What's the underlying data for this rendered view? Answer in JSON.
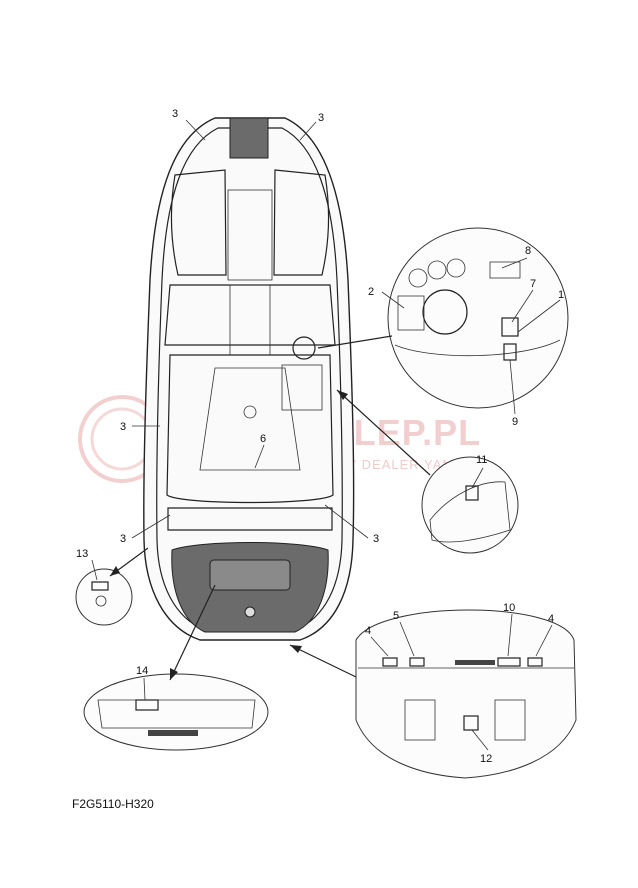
{
  "diagram": {
    "callouts": {
      "c3_top_left": "3",
      "c3_top_right": "3",
      "c3_mid_left": "3",
      "c3_lower_left": "3",
      "c3_lower_right": "3",
      "c6": "6",
      "c8": "8",
      "c7": "7",
      "c2": "2",
      "c1": "1",
      "c9": "9",
      "c11": "11",
      "c13": "13",
      "c14": "14",
      "c4_left": "4",
      "c5": "5",
      "c10": "10",
      "c4_right": "4",
      "c12": "12"
    },
    "drawing_code": "F2G5110-H320"
  },
  "watermark": {
    "brand": "YAMASKLEP.PL",
    "subtitle": "AUTORYZOWANY DEALER YAMAHA"
  },
  "colors": {
    "line": "#222222",
    "mat": "#6b6b6b",
    "watermark": "#e9a8a8"
  }
}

★ ★ ★

_GIVEN REQUEST_
Reproduce each line exactly as it appears, omitting the pictures.

_TASK RESPONSE_
What's the underlying data for this rendered view? Answer in JSON.
{
  "diagram": {
    "callouts": {
      "c3_top_left": "3",
      "c3_top_right": "3",
      "c3_mid_left": "3",
      "c3_lower_left": "3",
      "c3_lower_right": "3",
      "c6": "6",
      "c8": "8",
      "c7": "7",
      "c2": "2",
      "c1": "1",
      "c9": "9",
      "c11": "11",
      "c13": "13",
      "c14": "14",
      "c4_left": "4",
      "c5": "5",
      "c10": "10",
      "c4_right": "4",
      "c12": "12"
    },
    "drawing_code": "F2G5110-H320"
  },
  "watermark": {
    "brand": "YAMASKLEP.PL",
    "subtitle": "AUTORYZOWANY DEALER YAMAHA"
  },
  "colors": {
    "line": "#222222",
    "mat": "#6b6b6b",
    "watermark": "#e9a8a8"
  }
}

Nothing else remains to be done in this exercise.